**EXERCISE INSTRUCTIONS:**
Look over the lines below. Report each one that includes the string "from".
▼
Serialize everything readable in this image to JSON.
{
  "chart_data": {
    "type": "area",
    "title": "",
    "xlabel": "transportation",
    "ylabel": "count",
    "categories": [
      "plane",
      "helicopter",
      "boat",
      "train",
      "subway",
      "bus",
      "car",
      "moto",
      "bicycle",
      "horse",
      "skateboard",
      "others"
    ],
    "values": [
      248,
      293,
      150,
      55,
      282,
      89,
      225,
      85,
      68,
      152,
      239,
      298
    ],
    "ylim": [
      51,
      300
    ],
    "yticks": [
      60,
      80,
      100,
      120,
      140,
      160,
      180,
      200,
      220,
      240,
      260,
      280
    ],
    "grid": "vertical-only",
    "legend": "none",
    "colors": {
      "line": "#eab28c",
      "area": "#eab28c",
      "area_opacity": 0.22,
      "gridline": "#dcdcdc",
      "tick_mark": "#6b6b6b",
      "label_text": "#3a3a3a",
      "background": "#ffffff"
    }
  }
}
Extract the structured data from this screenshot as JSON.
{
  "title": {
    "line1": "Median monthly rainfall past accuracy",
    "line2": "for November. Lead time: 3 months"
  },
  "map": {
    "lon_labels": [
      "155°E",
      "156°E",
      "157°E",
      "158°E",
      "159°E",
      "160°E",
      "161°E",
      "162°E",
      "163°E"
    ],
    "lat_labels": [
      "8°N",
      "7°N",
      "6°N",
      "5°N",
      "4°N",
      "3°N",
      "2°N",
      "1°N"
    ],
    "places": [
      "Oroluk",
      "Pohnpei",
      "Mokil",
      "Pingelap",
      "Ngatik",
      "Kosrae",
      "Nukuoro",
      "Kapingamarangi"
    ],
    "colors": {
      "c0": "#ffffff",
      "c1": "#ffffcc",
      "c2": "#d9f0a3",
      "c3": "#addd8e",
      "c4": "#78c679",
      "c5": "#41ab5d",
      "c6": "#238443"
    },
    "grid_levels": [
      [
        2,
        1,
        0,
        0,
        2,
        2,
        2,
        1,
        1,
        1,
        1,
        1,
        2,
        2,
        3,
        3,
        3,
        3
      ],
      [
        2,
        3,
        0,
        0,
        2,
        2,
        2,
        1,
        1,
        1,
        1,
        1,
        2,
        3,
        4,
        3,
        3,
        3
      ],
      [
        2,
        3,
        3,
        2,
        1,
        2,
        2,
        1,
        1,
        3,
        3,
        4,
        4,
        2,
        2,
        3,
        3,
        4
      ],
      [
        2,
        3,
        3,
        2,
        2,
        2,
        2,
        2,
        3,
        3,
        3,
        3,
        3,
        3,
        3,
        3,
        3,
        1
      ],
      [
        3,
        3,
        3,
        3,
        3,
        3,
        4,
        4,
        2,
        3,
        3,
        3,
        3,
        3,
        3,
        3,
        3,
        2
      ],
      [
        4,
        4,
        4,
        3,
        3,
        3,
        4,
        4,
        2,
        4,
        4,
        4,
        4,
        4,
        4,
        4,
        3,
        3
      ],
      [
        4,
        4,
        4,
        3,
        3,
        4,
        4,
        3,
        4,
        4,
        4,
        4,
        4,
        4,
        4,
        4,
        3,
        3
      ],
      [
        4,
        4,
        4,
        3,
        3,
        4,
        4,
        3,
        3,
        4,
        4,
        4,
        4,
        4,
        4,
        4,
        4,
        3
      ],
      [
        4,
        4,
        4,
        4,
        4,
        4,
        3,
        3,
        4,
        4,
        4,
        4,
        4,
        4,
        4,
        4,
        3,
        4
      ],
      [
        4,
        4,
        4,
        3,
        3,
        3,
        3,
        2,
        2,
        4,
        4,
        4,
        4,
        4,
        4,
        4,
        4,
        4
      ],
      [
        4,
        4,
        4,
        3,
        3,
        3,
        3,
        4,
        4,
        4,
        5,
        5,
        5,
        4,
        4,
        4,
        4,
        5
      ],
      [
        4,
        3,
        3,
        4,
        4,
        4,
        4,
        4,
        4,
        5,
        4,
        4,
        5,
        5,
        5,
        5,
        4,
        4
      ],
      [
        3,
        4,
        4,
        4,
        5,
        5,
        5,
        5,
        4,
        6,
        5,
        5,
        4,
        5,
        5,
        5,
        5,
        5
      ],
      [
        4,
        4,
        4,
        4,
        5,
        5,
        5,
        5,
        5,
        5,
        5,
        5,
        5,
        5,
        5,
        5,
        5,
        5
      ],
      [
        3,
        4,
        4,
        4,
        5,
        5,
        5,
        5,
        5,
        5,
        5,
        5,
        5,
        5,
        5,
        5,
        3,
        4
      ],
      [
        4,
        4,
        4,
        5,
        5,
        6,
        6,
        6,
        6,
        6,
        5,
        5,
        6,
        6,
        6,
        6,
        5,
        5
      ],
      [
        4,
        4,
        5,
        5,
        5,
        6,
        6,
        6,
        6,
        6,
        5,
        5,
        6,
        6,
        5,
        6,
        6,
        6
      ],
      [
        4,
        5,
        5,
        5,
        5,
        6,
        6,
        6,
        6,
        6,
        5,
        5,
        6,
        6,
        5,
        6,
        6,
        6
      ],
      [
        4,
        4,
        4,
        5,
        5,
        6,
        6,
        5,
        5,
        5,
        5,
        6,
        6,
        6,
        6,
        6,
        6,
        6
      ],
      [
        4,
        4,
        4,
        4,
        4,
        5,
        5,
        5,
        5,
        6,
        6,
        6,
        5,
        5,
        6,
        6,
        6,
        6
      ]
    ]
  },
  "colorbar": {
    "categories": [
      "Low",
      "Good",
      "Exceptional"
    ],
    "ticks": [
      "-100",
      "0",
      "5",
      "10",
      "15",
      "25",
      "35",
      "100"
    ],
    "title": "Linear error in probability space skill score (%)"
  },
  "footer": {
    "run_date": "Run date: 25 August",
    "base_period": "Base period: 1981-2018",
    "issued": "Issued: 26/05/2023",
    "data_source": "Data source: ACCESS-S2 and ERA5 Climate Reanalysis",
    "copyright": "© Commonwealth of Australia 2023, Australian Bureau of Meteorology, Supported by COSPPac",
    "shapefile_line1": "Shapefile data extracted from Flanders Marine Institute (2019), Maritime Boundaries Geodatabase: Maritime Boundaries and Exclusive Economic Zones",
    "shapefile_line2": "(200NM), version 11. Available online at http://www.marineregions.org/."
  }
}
▲
**TASK RESPONSE:**
Extract the structured data from this screenshot as JSON.
    "shapefile_line1": "Shapefile data extracted from Flanders Marine Institute (2019), Maritime Boundaries Geodatabase: Maritime Boundaries and Exclusive Economic Zones",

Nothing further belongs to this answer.